All of the data that follows should be retyped exactly, please, except the pictures.

** START OF Excerpted data **

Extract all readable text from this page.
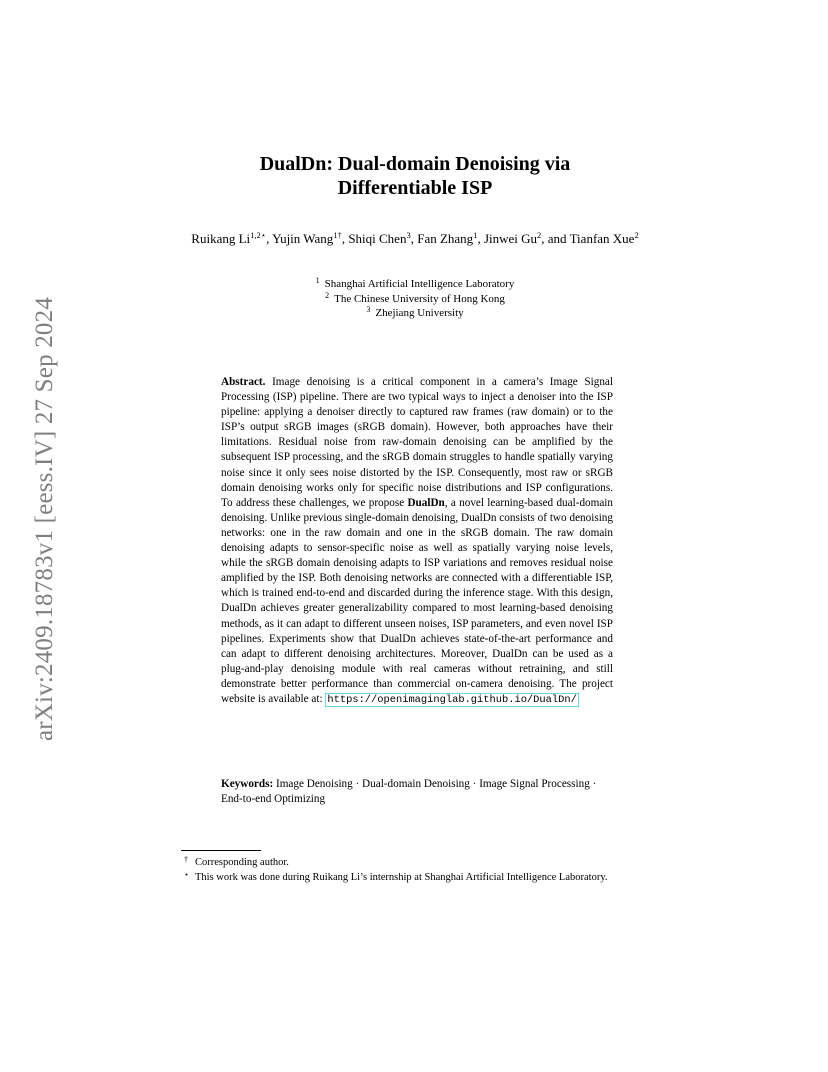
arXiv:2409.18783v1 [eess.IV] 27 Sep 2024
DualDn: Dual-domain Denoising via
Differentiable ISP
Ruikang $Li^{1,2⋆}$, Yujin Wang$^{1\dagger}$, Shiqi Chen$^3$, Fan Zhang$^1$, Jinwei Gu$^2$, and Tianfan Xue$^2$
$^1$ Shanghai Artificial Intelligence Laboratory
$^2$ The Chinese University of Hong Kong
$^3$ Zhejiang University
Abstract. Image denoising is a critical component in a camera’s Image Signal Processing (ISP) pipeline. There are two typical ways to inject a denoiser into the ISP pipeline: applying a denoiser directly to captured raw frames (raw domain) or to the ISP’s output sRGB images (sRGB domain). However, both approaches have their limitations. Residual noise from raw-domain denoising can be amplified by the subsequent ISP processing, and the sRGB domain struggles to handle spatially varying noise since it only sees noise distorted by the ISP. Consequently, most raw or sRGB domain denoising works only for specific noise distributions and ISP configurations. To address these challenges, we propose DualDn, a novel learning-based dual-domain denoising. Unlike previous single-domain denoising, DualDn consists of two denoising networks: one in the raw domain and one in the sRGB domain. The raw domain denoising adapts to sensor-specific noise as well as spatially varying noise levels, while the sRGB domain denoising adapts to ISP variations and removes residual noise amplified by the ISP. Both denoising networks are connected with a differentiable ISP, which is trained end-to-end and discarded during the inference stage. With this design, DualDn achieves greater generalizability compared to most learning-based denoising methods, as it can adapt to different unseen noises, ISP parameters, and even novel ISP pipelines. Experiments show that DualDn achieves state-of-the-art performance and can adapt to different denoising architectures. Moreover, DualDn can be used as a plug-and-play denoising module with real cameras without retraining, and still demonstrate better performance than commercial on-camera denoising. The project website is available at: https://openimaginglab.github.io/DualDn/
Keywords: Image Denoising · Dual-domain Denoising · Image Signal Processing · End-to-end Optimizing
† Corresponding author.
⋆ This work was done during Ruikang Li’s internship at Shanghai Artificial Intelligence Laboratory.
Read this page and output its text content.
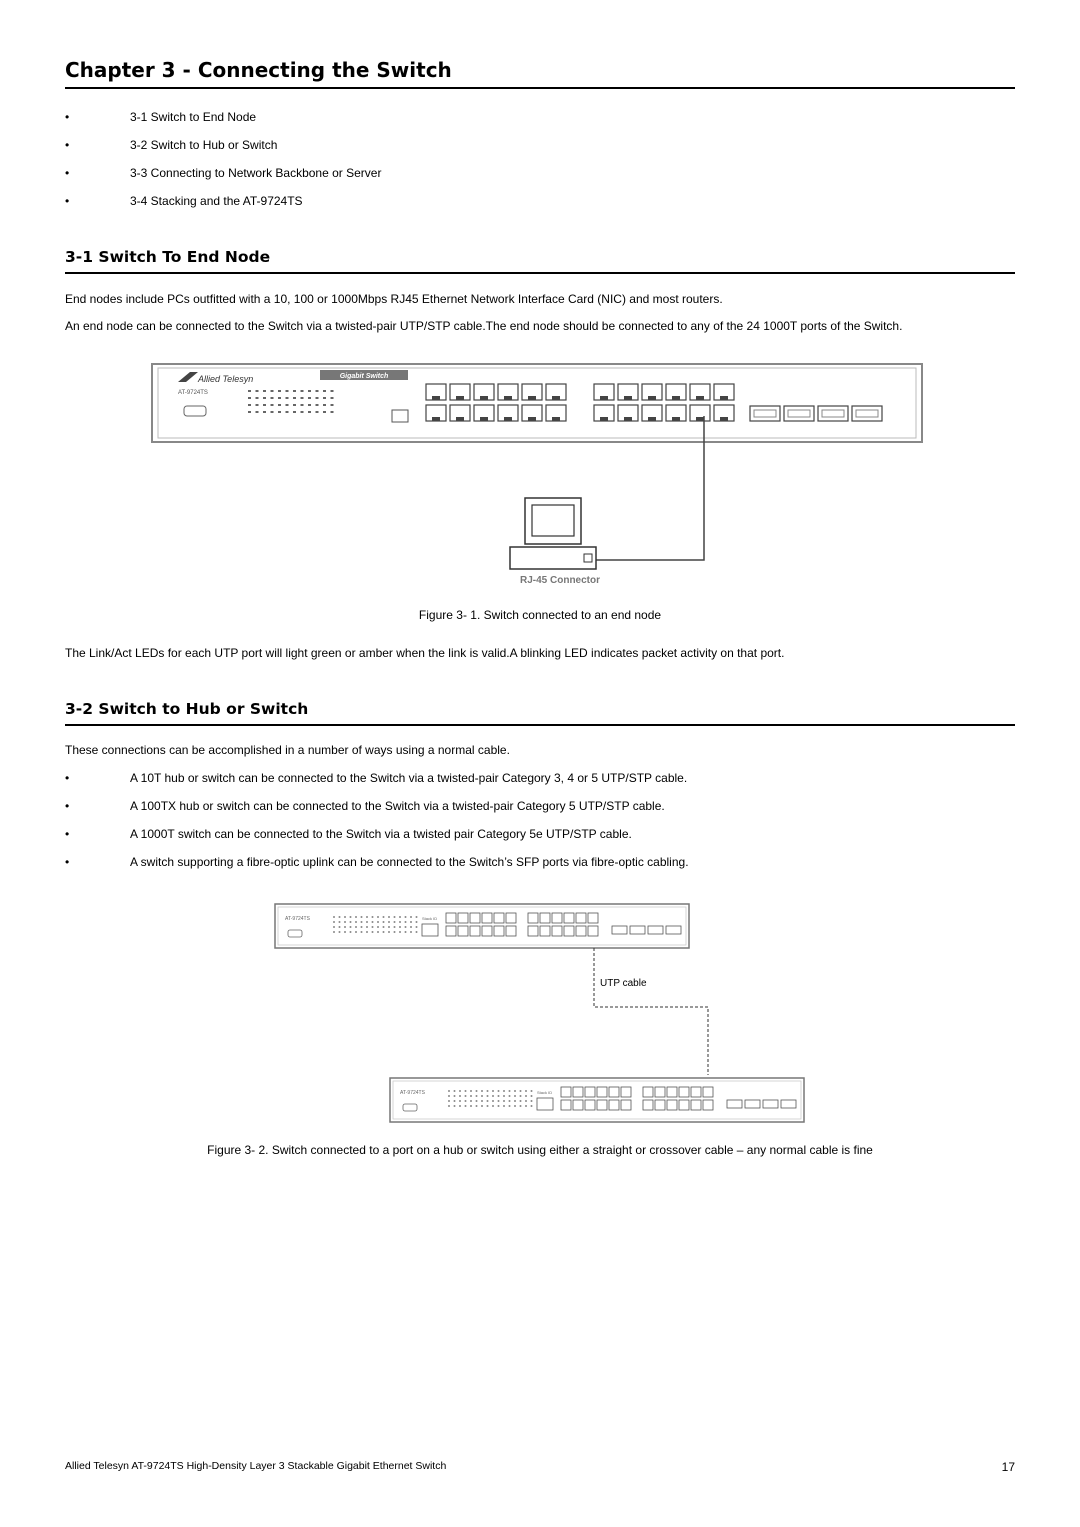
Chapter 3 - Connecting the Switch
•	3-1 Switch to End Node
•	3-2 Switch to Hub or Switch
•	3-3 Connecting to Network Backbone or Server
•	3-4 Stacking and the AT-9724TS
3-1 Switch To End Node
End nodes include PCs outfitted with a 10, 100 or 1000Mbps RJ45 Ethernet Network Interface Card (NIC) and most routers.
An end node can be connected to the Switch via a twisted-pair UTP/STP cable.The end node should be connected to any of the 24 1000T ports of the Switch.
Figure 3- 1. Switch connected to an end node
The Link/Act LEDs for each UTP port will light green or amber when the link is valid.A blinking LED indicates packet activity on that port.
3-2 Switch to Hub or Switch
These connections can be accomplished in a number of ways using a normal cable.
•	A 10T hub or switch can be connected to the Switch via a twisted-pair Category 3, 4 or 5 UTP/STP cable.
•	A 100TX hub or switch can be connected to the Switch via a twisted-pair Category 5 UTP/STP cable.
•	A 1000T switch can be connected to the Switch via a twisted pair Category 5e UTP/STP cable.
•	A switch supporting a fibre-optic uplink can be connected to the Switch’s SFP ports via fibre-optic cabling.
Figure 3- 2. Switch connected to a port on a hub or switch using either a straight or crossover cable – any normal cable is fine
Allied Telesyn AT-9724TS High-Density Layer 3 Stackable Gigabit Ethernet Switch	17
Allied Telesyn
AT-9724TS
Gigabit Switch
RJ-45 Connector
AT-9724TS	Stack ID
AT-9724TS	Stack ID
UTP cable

** END OF Excerpted data **

Solution for this exercise =
Extract all readable text from this page.
arXiv:2409.18783v1 [eess.IV] 27 Sep 2024
DualDn: Dual-domain Denoising via
Differentiable ISP
Ruikang $Li^{1,2⋆}$, Yujin Wang$^{1\dagger}$, Shiqi Chen$^3$, Fan Zhang$^1$, Jinwei Gu$^2$, and Tianfan Xue$^2$
$^1$ Shanghai Artificial Intelligence Laboratory
$^2$ The Chinese University of Hong Kong
$^3$ Zhejiang University
Abstract. Image denoising is a critical component in a camera’s Image Signal Processing (ISP) pipeline. There are two typical ways to inject a denoiser into the ISP pipeline: applying a denoiser directly to captured raw frames (raw domain) or to the ISP’s output sRGB images (sRGB domain). However, both approaches have their limitations. Residual noise from raw-domain denoising can be amplified by the subsequent ISP processing, and the sRGB domain struggles to handle spatially varying noise since it only sees noise distorted by the ISP. Consequently, most raw or sRGB domain denoising works only for specific noise distributions and ISP configurations. To address these challenges, we propose DualDn, a novel learning-based dual-domain denoising. Unlike previous single-domain denoising, DualDn consists of two denoising networks: one in the raw domain and one in the sRGB domain. The raw domain denoising adapts to sensor-specific noise as well as spatially varying noise levels, while the sRGB domain denoising adapts to ISP variations and removes residual noise amplified by the ISP. Both denoising networks are connected with a differentiable ISP, which is trained end-to-end and discarded during the inference stage. With this design, DualDn achieves greater generalizability compared to most learning-based denoising methods, as it can adapt to different unseen noises, ISP parameters, and even novel ISP pipelines. Experiments show that DualDn achieves state-of-the-art performance and can adapt to different denoising architectures. Moreover, DualDn can be used as a plug-and-play denoising module with real cameras without retraining, and still demonstrate better performance than commercial on-camera denoising. The project website is available at: https://openimaginglab.github.io/DualDn/
Keywords: Image Denoising · Dual-domain Denoising · Image Signal Processing · End-to-end Optimizing
† Corresponding author.
⋆ This work was done during Ruikang Li’s internship at Shanghai Artificial Intelligence Laboratory.
Read this page and output its text content.
Chapter 3 - Connecting the Switch
•	3-1 Switch to End Node
•	3-2 Switch to Hub or Switch
•	3-3 Connecting to Network Backbone or Server
•	3-4 Stacking and the AT-9724TS
3-1 Switch To End Node
End nodes include PCs outfitted with a 10, 100 or 1000Mbps RJ45 Ethernet Network Interface Card (NIC) and most routers.
An end node can be connected to the Switch via a twisted-pair UTP/STP cable.The end node should be connected to any of the 24 1000T ports of the Switch.
Figure 3- 1. Switch connected to an end node
The Link/Act LEDs for each UTP port will light green or amber when the link is valid.A blinking LED indicates packet activity on that port.
3-2 Switch to Hub or Switch
These connections can be accomplished in a number of ways using a normal cable.
•	A 10T hub or switch can be connected to the Switch via a twisted-pair Category 3, 4 or 5 UTP/STP cable.
•	A 100TX hub or switch can be connected to the Switch via a twisted-pair Category 5 UTP/STP cable.
•	A 1000T switch can be connected to the Switch via a twisted pair Category 5e UTP/STP cable.
•	A switch supporting a fibre-optic uplink can be connected to the Switch’s SFP ports via fibre-optic cabling.
Figure 3- 2. Switch connected to a port on a hub or switch using either a straight or crossover cable – any normal cable is fine
Allied Telesyn AT-9724TS High-Density Layer 3 Stackable Gigabit Ethernet Switch	17
Allied Telesyn
AT-9724TS
Gigabit Switch
RJ-45 Connector
AT-9724TS	Stack ID
AT-9724TS	Stack ID
UTP cable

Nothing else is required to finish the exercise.